# SUPPLIED INFORMATION
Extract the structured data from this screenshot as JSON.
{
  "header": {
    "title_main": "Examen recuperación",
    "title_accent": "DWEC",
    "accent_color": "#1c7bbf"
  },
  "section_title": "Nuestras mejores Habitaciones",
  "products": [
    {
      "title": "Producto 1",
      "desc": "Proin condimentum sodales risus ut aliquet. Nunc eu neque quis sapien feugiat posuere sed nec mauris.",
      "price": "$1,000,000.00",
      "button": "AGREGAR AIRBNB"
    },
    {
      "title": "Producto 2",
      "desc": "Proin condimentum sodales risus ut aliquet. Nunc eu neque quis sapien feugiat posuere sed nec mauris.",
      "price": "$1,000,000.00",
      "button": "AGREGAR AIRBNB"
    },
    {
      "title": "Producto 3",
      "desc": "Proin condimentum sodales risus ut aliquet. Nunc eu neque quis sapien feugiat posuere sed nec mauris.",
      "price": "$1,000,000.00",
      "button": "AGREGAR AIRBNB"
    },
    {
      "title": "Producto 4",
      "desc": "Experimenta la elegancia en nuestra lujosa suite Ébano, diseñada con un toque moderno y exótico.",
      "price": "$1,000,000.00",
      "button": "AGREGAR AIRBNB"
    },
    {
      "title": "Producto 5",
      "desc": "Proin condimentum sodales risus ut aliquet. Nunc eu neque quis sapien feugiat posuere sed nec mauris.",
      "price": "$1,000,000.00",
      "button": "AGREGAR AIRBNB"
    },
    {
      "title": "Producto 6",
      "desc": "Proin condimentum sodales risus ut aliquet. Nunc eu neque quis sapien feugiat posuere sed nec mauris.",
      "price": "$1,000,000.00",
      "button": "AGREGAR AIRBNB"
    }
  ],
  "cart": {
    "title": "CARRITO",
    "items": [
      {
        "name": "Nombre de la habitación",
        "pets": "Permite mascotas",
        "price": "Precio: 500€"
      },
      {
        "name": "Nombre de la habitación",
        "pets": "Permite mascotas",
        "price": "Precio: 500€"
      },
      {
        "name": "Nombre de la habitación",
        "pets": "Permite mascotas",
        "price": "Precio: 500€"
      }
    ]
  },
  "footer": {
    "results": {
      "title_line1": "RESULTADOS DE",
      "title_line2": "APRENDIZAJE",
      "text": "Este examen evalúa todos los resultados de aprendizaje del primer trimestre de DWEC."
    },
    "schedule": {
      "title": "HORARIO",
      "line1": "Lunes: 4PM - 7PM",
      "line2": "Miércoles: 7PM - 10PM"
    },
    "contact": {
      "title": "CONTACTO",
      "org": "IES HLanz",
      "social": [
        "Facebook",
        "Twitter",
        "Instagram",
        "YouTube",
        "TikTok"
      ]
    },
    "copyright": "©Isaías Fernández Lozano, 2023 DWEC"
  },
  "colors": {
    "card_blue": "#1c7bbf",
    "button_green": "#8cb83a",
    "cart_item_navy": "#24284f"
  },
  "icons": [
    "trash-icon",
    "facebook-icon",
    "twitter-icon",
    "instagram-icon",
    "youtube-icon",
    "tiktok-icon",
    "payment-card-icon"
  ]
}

# THE REQUEST
Output the data above exactly, please, line for line.

# ANSWER TO THIS EXERCISE
Extract the structured data from this screenshot as JSON.
{
  "header": {
    "title_main": "Examen recuperación",
    "title_accent": "DWEC",
    "accent_color": "#1c7bbf"
  },
  "section_title": "Nuestras mejores Habitaciones",
  "products": [
    {
      "title": "Producto 1",
      "desc": "Proin condimentum sodales risus ut aliquet. Nunc eu neque quis sapien feugiat posuere sed nec mauris.",
      "price": "$1,000,000.00",
      "button": "AGREGAR AIRBNB"
    },
    {
      "title": "Producto 2",
      "desc": "Proin condimentum sodales risus ut aliquet. Nunc eu neque quis sapien feugiat posuere sed nec mauris.",
      "price": "$1,000,000.00",
      "button": "AGREGAR AIRBNB"
    },
    {
      "title": "Producto 3",
      "desc": "Proin condimentum sodales risus ut aliquet. Nunc eu neque quis sapien feugiat posuere sed nec mauris.",
      "price": "$1,000,000.00",
      "button": "AGREGAR AIRBNB"
    },
    {
      "title": "Producto 4",
      "desc": "Experimenta la elegancia en nuestra lujosa suite Ébano, diseñada con un toque moderno y exótico.",
      "price": "$1,000,000.00",
      "button": "AGREGAR AIRBNB"
    },
    {
      "title": "Producto 5",
      "desc": "Proin condimentum sodales risus ut aliquet. Nunc eu neque quis sapien feugiat posuere sed nec mauris.",
      "price": "$1,000,000.00",
      "button": "AGREGAR AIRBNB"
    },
    {
      "title": "Producto 6",
      "desc": "Proin condimentum sodales risus ut aliquet. Nunc eu neque quis sapien feugiat posuere sed nec mauris.",
      "price": "$1,000,000.00",
      "button": "AGREGAR AIRBNB"
    }
  ],
  "cart": {
    "title": "CARRITO",
    "items": [
      {
        "name": "Nombre de la habitación",
        "pets": "Permite mascotas",
        "price": "Precio: 500€"
      },
      {
        "name": "Nombre de la habitación",
        "pets": "Permite mascotas",
        "price": "Precio: 500€"
      },
      {
        "name": "Nombre de la habitación",
        "pets": "Permite mascotas",
        "price": "Precio: 500€"
      }
    ]
  },
  "footer": {
    "results": {
      "title_line1": "RESULTADOS DE",
      "title_line2": "APRENDIZAJE",
      "text": "Este examen evalúa todos los resultados de aprendizaje del primer trimestre de DWEC."
    },
    "schedule": {
      "title": "HORARIO",
      "line1": "Lunes: 4PM - 7PM",
      "line2": "Miércoles: 7PM - 10PM"
    },
    "contact": {
      "title": "CONTACTO",
      "org": "IES HLanz",
      "social": [
        "Facebook",
        "Twitter",
        "Instagram",
        "YouTube",
        "TikTok"
      ]
    },
    "copyright": "©Isaías Fernández Lozano, 2023 DWEC"
  },
  "colors": {
    "card_blue": "#1c7bbf",
    "button_green": "#8cb83a",
    "cart_item_navy": "#24284f"
  },
  "icons": [
    "trash-icon",
    "facebook-icon",
    "twitter-icon",
    "instagram-icon",
    "youtube-icon",
    "tiktok-icon",
    "payment-card-icon"
  ]
}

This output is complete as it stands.